**Data entries**

╔══

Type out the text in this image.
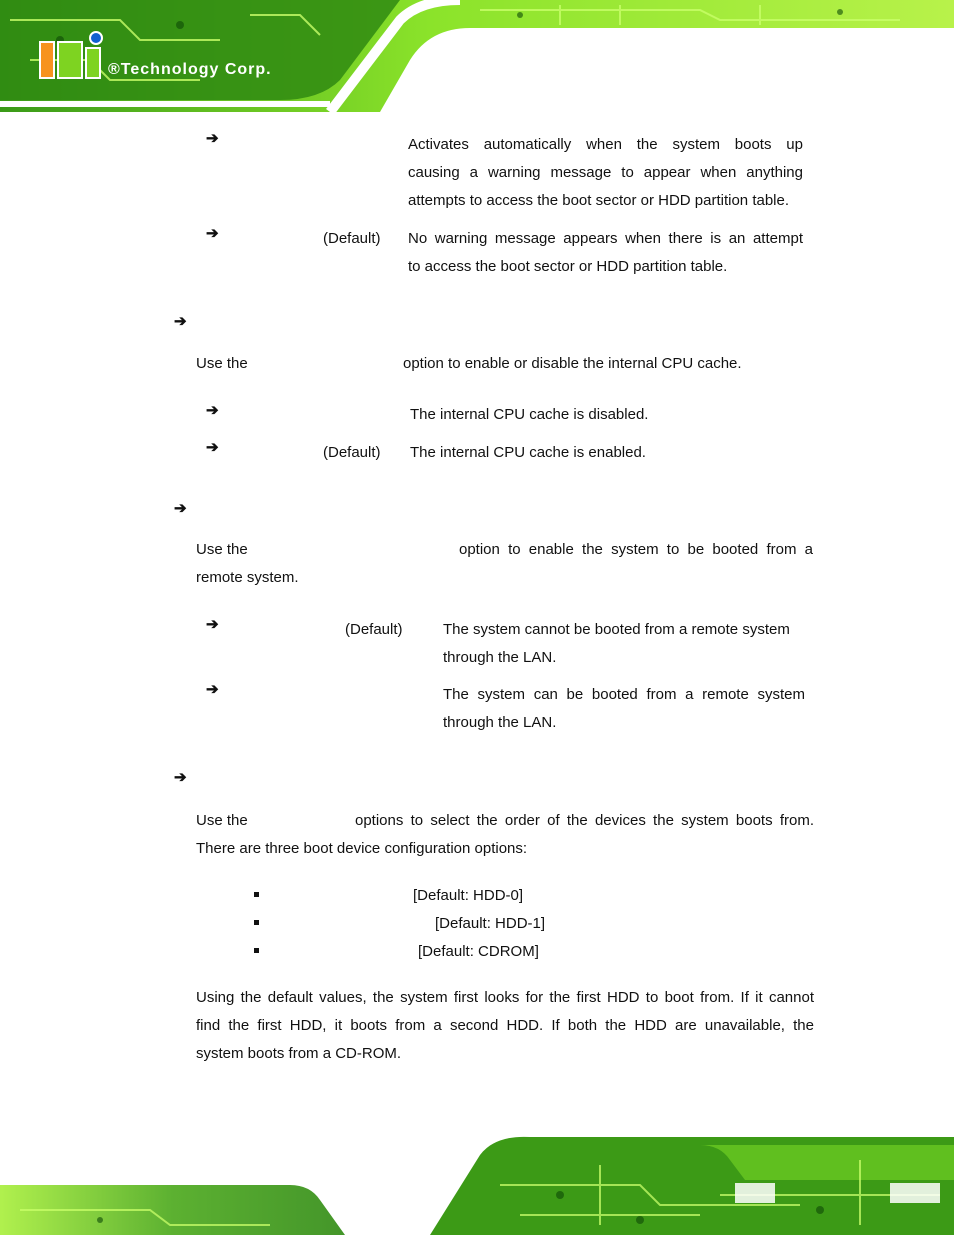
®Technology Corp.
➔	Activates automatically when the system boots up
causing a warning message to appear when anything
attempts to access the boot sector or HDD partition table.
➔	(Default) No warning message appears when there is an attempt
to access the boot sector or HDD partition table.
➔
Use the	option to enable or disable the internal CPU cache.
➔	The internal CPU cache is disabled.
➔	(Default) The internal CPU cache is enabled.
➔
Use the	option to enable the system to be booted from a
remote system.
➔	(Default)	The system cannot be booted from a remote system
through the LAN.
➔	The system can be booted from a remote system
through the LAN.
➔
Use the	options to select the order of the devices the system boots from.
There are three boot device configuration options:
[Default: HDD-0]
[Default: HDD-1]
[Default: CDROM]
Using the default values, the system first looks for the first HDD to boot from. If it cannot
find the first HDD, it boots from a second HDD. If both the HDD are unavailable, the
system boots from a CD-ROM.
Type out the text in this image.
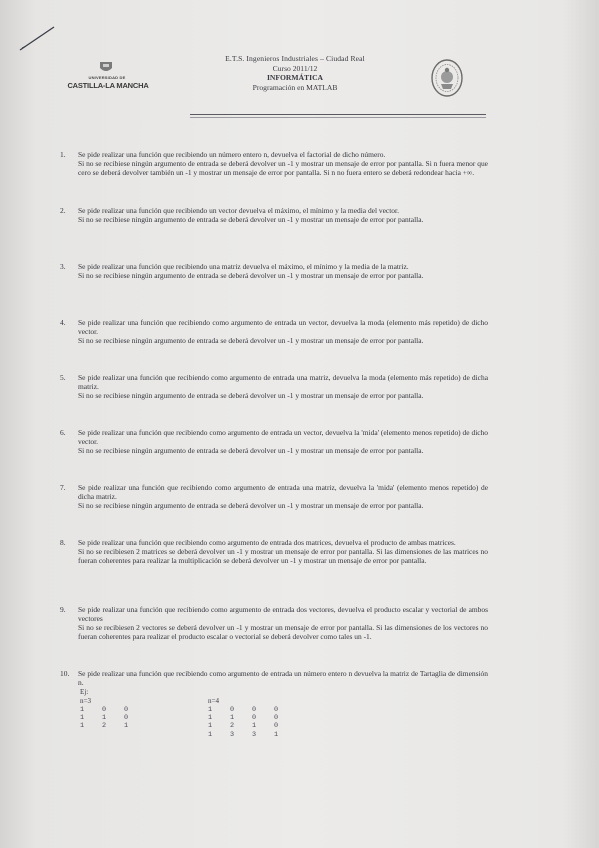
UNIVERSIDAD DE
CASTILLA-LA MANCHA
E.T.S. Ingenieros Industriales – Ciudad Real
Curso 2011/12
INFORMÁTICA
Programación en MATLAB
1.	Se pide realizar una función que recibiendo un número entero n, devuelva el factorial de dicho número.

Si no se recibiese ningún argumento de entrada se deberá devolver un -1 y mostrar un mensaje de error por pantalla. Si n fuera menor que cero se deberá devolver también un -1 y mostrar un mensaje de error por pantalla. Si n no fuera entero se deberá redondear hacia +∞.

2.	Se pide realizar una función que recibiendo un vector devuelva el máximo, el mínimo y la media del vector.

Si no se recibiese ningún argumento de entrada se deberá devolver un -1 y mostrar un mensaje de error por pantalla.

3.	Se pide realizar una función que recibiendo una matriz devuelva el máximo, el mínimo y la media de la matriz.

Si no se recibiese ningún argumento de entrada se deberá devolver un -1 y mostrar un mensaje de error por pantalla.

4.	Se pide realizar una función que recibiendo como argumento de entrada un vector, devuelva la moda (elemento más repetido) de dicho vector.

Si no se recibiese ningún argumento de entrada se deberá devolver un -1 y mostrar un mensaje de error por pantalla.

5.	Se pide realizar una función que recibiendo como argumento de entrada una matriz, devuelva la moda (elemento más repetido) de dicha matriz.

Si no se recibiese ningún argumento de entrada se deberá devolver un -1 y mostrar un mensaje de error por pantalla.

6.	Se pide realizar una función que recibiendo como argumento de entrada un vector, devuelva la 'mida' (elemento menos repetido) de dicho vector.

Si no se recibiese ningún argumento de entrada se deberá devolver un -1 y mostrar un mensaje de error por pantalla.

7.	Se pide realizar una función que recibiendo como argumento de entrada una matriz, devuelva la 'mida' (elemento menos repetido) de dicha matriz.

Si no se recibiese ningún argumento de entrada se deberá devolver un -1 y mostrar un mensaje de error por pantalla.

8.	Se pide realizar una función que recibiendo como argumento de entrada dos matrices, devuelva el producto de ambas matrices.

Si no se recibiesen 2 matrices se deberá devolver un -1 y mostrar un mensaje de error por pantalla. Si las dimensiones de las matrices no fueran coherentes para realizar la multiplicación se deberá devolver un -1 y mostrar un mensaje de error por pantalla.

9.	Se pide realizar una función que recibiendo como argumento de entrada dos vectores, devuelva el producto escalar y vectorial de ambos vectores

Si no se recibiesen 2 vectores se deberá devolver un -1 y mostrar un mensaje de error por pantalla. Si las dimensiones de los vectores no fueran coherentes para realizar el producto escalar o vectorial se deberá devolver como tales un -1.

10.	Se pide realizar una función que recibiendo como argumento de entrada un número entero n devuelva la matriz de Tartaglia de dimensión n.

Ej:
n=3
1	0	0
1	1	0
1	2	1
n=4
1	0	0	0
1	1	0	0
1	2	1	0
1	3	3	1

╚══

**TASK BRIEF**
All lines that include "matriz" are to be gathered and copied.

**RESULT OF THE TASK**
3.	Se pide realizar una función que recibiendo una matriz devuelva el máximo, el mínimo y la media de la matriz.
5.	Se pide realizar una función que recibiendo como argumento de entrada una matriz, devuelva la moda (elemento más repetido) de dicha matriz.
7.	Se pide realizar una función que recibiendo como argumento de entrada una matriz, devuelva la 'mida' (elemento menos repetido) de dicha matriz.
10.	Se pide realizar una función que recibiendo como argumento de entrada un número entero n devuelva la matriz de Tartaglia de dimensión n.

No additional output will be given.